● **What is required**
Return every line below in which "года" appears.

● **The records**
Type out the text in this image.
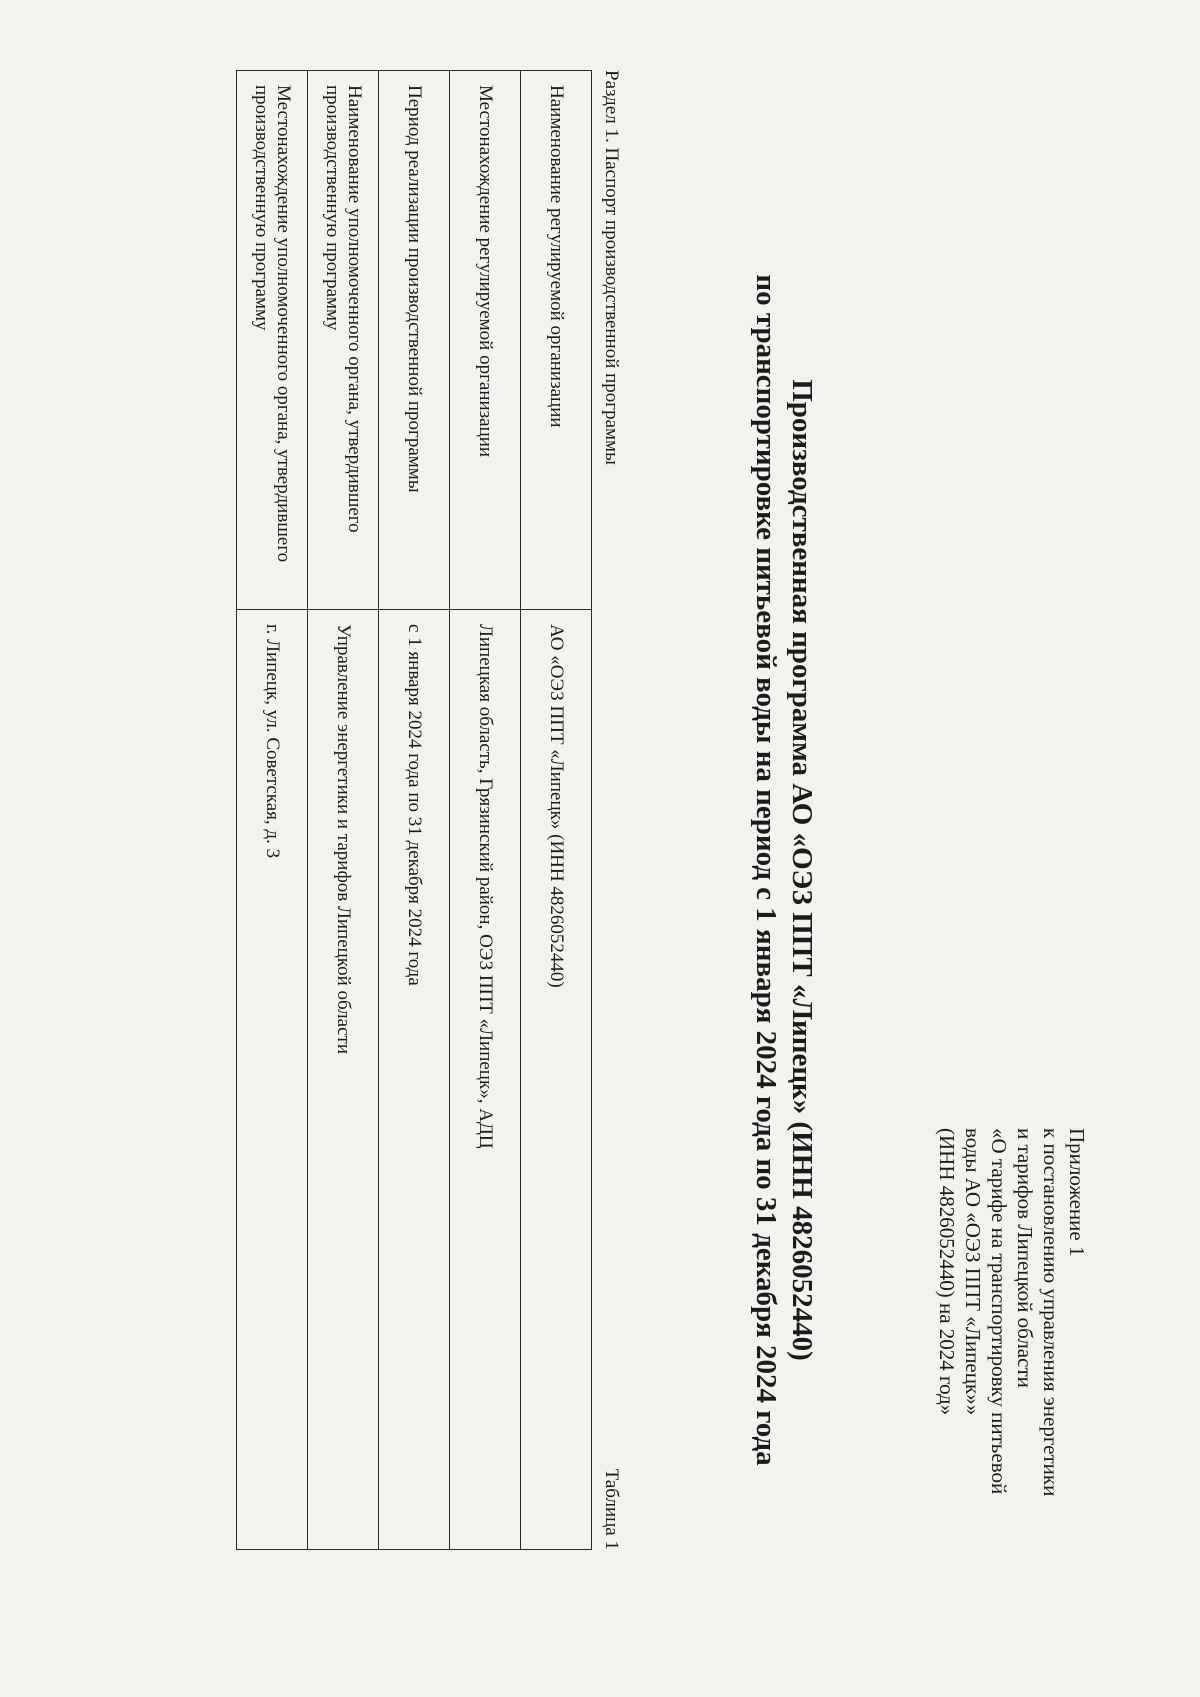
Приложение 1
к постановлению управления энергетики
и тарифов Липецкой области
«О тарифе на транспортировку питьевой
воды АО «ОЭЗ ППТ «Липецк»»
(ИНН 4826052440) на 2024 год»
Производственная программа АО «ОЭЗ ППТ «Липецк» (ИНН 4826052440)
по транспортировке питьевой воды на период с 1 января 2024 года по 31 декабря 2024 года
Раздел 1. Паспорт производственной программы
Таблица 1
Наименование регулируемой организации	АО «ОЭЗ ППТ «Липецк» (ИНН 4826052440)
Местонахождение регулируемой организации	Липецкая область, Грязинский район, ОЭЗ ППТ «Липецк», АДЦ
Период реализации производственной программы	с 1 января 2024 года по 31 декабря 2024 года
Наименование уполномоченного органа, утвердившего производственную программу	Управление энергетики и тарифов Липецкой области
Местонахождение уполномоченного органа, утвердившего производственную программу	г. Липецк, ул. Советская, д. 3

● **Correct response**
по транспортировке питьевой воды на период с 1 января 2024 года по 31 декабря 2024 года
Период реализации производственной программы	с 1 января 2024 года по 31 декабря 2024 года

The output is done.